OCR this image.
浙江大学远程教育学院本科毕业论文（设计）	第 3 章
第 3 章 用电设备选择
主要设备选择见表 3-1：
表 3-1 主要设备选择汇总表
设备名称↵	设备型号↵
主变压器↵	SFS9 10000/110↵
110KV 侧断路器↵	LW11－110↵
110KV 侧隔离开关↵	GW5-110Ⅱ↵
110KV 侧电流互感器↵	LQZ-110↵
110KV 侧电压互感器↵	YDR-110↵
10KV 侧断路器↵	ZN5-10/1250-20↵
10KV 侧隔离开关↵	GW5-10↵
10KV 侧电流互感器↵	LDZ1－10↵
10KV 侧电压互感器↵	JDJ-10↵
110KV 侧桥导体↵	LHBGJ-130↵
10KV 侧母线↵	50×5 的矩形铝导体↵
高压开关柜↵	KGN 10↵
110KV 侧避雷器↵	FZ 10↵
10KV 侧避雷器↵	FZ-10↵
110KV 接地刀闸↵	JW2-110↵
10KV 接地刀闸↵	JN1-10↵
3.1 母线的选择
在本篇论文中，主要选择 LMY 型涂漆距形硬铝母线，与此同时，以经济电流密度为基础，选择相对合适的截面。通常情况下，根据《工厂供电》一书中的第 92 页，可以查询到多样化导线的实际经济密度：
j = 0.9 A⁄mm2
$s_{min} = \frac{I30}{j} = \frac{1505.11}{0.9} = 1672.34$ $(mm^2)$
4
※
» **Do this**
Reproduce the material in full, with no word added or dropped.

» **Solution for this task**
OCR this image.
浙江大学远程教育学院本科毕业论文（设计）	第 3 章
第 3 章 用电设备选择
主要设备选择见表 3-1：
表 3-1 主要设备选择汇总表
设备名称↵	设备型号↵
主变压器↵	SFS9 10000/110↵
110KV 侧断路器↵	LW11－110↵
110KV 侧隔离开关↵	GW5-110Ⅱ↵
110KV 侧电流互感器↵	LQZ-110↵
110KV 侧电压互感器↵	YDR-110↵
10KV 侧断路器↵	ZN5-10/1250-20↵
10KV 侧隔离开关↵	GW5-10↵
10KV 侧电流互感器↵	LDZ1－10↵
10KV 侧电压互感器↵	JDJ-10↵
110KV 侧桥导体↵	LHBGJ-130↵
10KV 侧母线↵	50×5 的矩形铝导体↵
高压开关柜↵	KGN 10↵
110KV 侧避雷器↵	FZ 10↵
10KV 侧避雷器↵	FZ-10↵
110KV 接地刀闸↵	JW2-110↵
10KV 接地刀闸↵	JN1-10↵
3.1 母线的选择
在本篇论文中，主要选择 LMY 型涂漆距形硬铝母线，与此同时，以经济电流密度为基础，选择相对合适的截面。通常情况下，根据《工厂供电》一书中的第 92 页，可以查询到多样化导线的实际经济密度：
j = 0.9 A⁄mm2
$s_{min} = \frac{I30}{j} = \frac{1505.11}{0.9} = 1672.34$ $(mm^2)$
4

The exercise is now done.